━━━━━ EXTRACTED MATERIAL ━━━━━

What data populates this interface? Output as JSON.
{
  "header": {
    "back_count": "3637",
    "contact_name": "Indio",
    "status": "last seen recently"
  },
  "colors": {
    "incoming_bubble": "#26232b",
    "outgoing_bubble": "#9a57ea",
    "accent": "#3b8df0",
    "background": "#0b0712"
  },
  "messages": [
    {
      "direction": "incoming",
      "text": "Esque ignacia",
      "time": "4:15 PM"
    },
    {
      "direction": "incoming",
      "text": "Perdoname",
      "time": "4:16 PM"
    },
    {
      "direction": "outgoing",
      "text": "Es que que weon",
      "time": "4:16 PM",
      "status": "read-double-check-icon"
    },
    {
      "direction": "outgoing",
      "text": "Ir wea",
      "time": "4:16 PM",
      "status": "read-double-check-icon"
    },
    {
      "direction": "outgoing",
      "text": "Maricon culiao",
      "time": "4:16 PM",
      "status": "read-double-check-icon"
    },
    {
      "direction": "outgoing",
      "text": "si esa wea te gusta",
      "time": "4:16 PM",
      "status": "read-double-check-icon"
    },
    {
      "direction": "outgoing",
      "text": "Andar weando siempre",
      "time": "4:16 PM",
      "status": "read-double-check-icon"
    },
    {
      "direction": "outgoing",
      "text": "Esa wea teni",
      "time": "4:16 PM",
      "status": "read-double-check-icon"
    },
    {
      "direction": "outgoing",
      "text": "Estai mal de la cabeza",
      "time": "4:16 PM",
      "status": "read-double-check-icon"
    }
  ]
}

━━━━━

*SHORT EXERCISE*: Please set down all the data word for word.

*THE ANSWER*:
What data populates this interface? Output as JSON.
{
  "header": {
    "back_count": "3637",
    "contact_name": "Indio",
    "status": "last seen recently"
  },
  "colors": {
    "incoming_bubble": "#26232b",
    "outgoing_bubble": "#9a57ea",
    "accent": "#3b8df0",
    "background": "#0b0712"
  },
  "messages": [
    {
      "direction": "incoming",
      "text": "Esque ignacia",
      "time": "4:15 PM"
    },
    {
      "direction": "incoming",
      "text": "Perdoname",
      "time": "4:16 PM"
    },
    {
      "direction": "outgoing",
      "text": "Es que que weon",
      "time": "4:16 PM",
      "status": "read-double-check-icon"
    },
    {
      "direction": "outgoing",
      "text": "Ir wea",
      "time": "4:16 PM",
      "status": "read-double-check-icon"
    },
    {
      "direction": "outgoing",
      "text": "Maricon culiao",
      "time": "4:16 PM",
      "status": "read-double-check-icon"
    },
    {
      "direction": "outgoing",
      "text": "si esa wea te gusta",
      "time": "4:16 PM",
      "status": "read-double-check-icon"
    },
    {
      "direction": "outgoing",
      "text": "Andar weando siempre",
      "time": "4:16 PM",
      "status": "read-double-check-icon"
    },
    {
      "direction": "outgoing",
      "text": "Esa wea teni",
      "time": "4:16 PM",
      "status": "read-double-check-icon"
    },
    {
      "direction": "outgoing",
      "text": "Estai mal de la cabeza",
      "time": "4:16 PM",
      "status": "read-double-check-icon"
    }
  ]
}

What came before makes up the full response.